[A block of data]
[Begin]

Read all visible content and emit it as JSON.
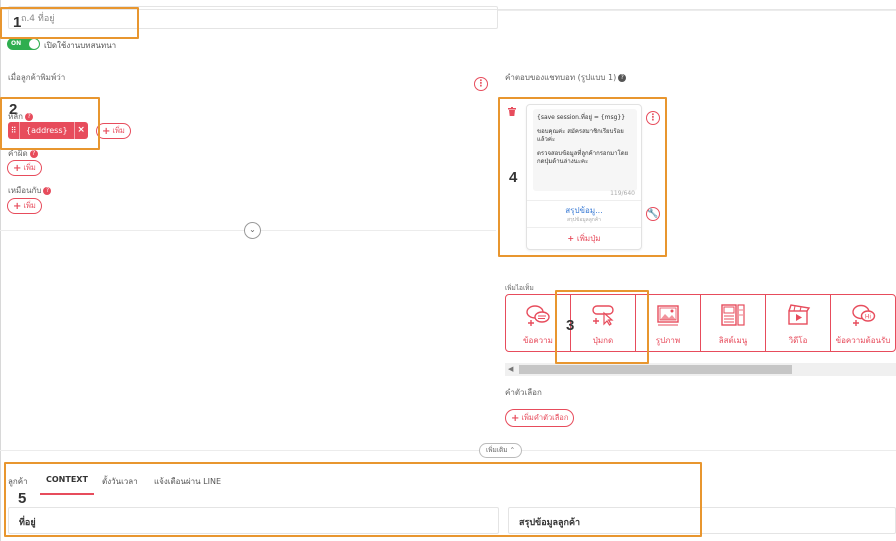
{
  "intent": {
    "name_value": "ถ.4 ที่อยู่",
    "toggle_state": "ON",
    "toggle_label": "เปิดใช้งานบทสนทนา"
  },
  "left": {
    "section_title": "เมื่อลูกค้าพิมพ์ว่า",
    "main_label": "หลัก",
    "chip_text": "{address}",
    "add_label": "เพิ่ม",
    "typo_label": "คำผิด",
    "similar_label": "เหมือนกับ"
  },
  "right": {
    "section_title": "คำตอบของแชทบอท (รูปแบบ 1)",
    "card": {
      "line1": "{save session.ที่อยู่ = {msg}}",
      "line2": "ขอบคุณค่ะ สมัครสมาชิกเรียบร้อยแล้วค่ะ",
      "line3": "ตรวจสอบข้อมูลที่ลูกค้ากรอกมาโดยกดปุ่มด้านล่างนะคะ",
      "counter": "119/640",
      "button_title": "สรุปข้อมู...",
      "button_sub": "สรุปข้อมูลลูกค้า",
      "add_button": "เพิ่มปุ่ม"
    },
    "add_more_label": "เพิ่มไอเท็ม",
    "types": [
      {
        "label": "ข้อความ",
        "icon": "message-icon"
      },
      {
        "label": "ปุ่มกด",
        "icon": "button-cursor-icon"
      },
      {
        "label": "รูปภาพ",
        "icon": "image-icon"
      },
      {
        "label": "ลิสต์เมนู",
        "icon": "list-menu-icon"
      },
      {
        "label": "วิดีโอ",
        "icon": "video-icon"
      },
      {
        "label": "ข้อความต้อนรับ",
        "icon": "greeting-icon"
      }
    ],
    "options_label": "คำตัวเลือก",
    "add_option": "เพิ่มคำตัวเลือก"
  },
  "more_button": "เพิ่มเติม",
  "tabs": {
    "items": [
      "ลูกค้า",
      "CONTEXT",
      "ตั้งวันเวลา",
      "แจ้งเตือนผ่าน LINE"
    ],
    "active_index": 1
  },
  "fields": {
    "address": "ที่อยู่",
    "summary": "สรุปข้อมูลลูกค้า"
  },
  "markers": [
    "1",
    "2",
    "3",
    "4",
    "5"
  ],
  "colors": {
    "accent": "#e74c5c",
    "annotation": "#e8962f",
    "toggle_on": "#2fae4f",
    "link": "#3a7bd5"
  }
}
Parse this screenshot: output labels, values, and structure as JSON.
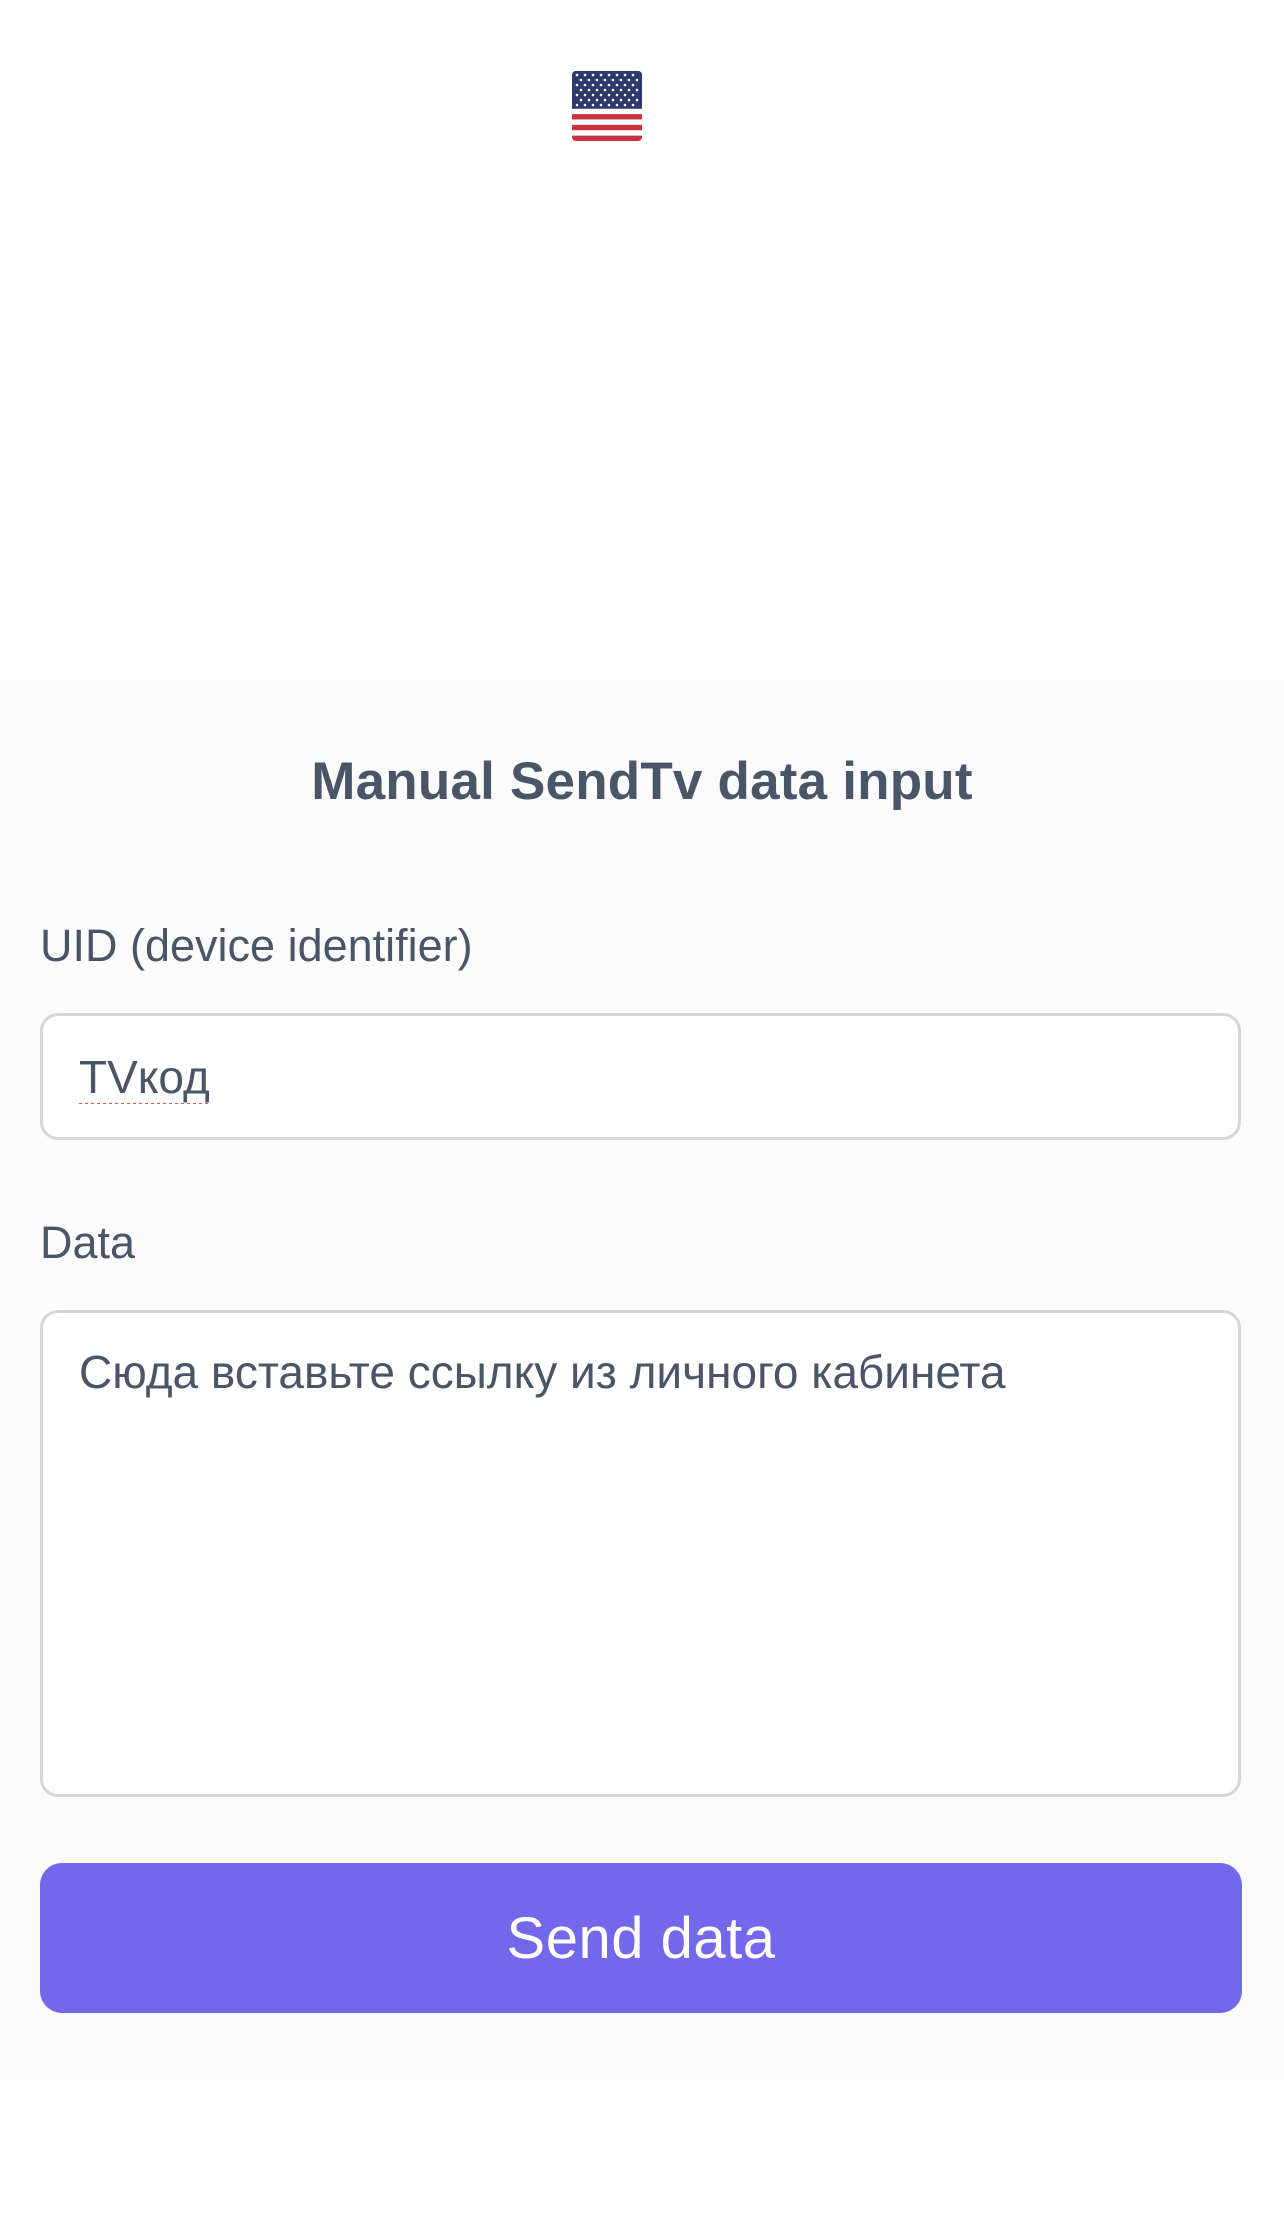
{
  "language": {
    "current_icon": "us-flag-icon"
  },
  "form": {
    "title": "Manual SendTv data input",
    "uid": {
      "label": "UID (device identifier)",
      "value": "TVкод"
    },
    "data": {
      "label": "Data",
      "placeholder": "Сюда вставьте ссылку из личного кабинета",
      "value": ""
    },
    "submit_label": "Send data"
  },
  "colors": {
    "accent": "#7268ec",
    "text": "#4a5568",
    "border": "#d5d6db"
  }
}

[End]

--- Written problem ---
Return the entries unchanged, save for the pictures, which do not belong in the copy.

--- Exercise answer ---
Read all visible content and emit it as JSON.
{
  "intent": {
    "name_value": "ถ.4 ที่อยู่",
    "toggle_state": "ON",
    "toggle_label": "เปิดใช้งานบทสนทนา"
  },
  "left": {
    "section_title": "เมื่อลูกค้าพิมพ์ว่า",
    "main_label": "หลัก",
    "chip_text": "{address}",
    "add_label": "เพิ่ม",
    "typo_label": "คำผิด",
    "similar_label": "เหมือนกับ"
  },
  "right": {
    "section_title": "คำตอบของแชทบอท (รูปแบบ 1)",
    "card": {
      "line1": "{save session.ที่อยู่ = {msg}}",
      "line2": "ขอบคุณค่ะ สมัครสมาชิกเรียบร้อยแล้วค่ะ",
      "line3": "ตรวจสอบข้อมูลที่ลูกค้ากรอกมาโดยกดปุ่มด้านล่างนะคะ",
      "counter": "119/640",
      "button_title": "สรุปข้อมู...",
      "button_sub": "สรุปข้อมูลลูกค้า",
      "add_button": "เพิ่มปุ่ม"
    },
    "add_more_label": "เพิ่มไอเท็ม",
    "types": [
      {
        "label": "ข้อความ",
        "icon": "message-icon"
      },
      {
        "label": "ปุ่มกด",
        "icon": "button-cursor-icon"
      },
      {
        "label": "รูปภาพ",
        "icon": "image-icon"
      },
      {
        "label": "ลิสต์เมนู",
        "icon": "list-menu-icon"
      },
      {
        "label": "วิดีโอ",
        "icon": "video-icon"
      },
      {
        "label": "ข้อความต้อนรับ",
        "icon": "greeting-icon"
      }
    ],
    "options_label": "คำตัวเลือก",
    "add_option": "เพิ่มคำตัวเลือก"
  },
  "more_button": "เพิ่มเติม",
  "tabs": {
    "items": [
      "ลูกค้า",
      "CONTEXT",
      "ตั้งวันเวลา",
      "แจ้งเตือนผ่าน LINE"
    ],
    "active_index": 1
  },
  "fields": {
    "address": "ที่อยู่",
    "summary": "สรุปข้อมูลลูกค้า"
  },
  "markers": [
    "1",
    "2",
    "3",
    "4",
    "5"
  ],
  "colors": {
    "accent": "#e74c5c",
    "annotation": "#e8962f",
    "toggle_on": "#2fae4f",
    "link": "#3a7bd5"
  }
}
Parse this screenshot: output labels, values, and structure as JSON.
{
  "language": {
    "current_icon": "us-flag-icon"
  },
  "form": {
    "title": "Manual SendTv data input",
    "uid": {
      "label": "UID (device identifier)",
      "value": "TVкод"
    },
    "data": {
      "label": "Data",
      "placeholder": "Сюда вставьте ссылку из личного кабинета",
      "value": ""
    },
    "submit_label": "Send data"
  },
  "colors": {
    "accent": "#7268ec",
    "text": "#4a5568",
    "border": "#d5d6db"
  }
}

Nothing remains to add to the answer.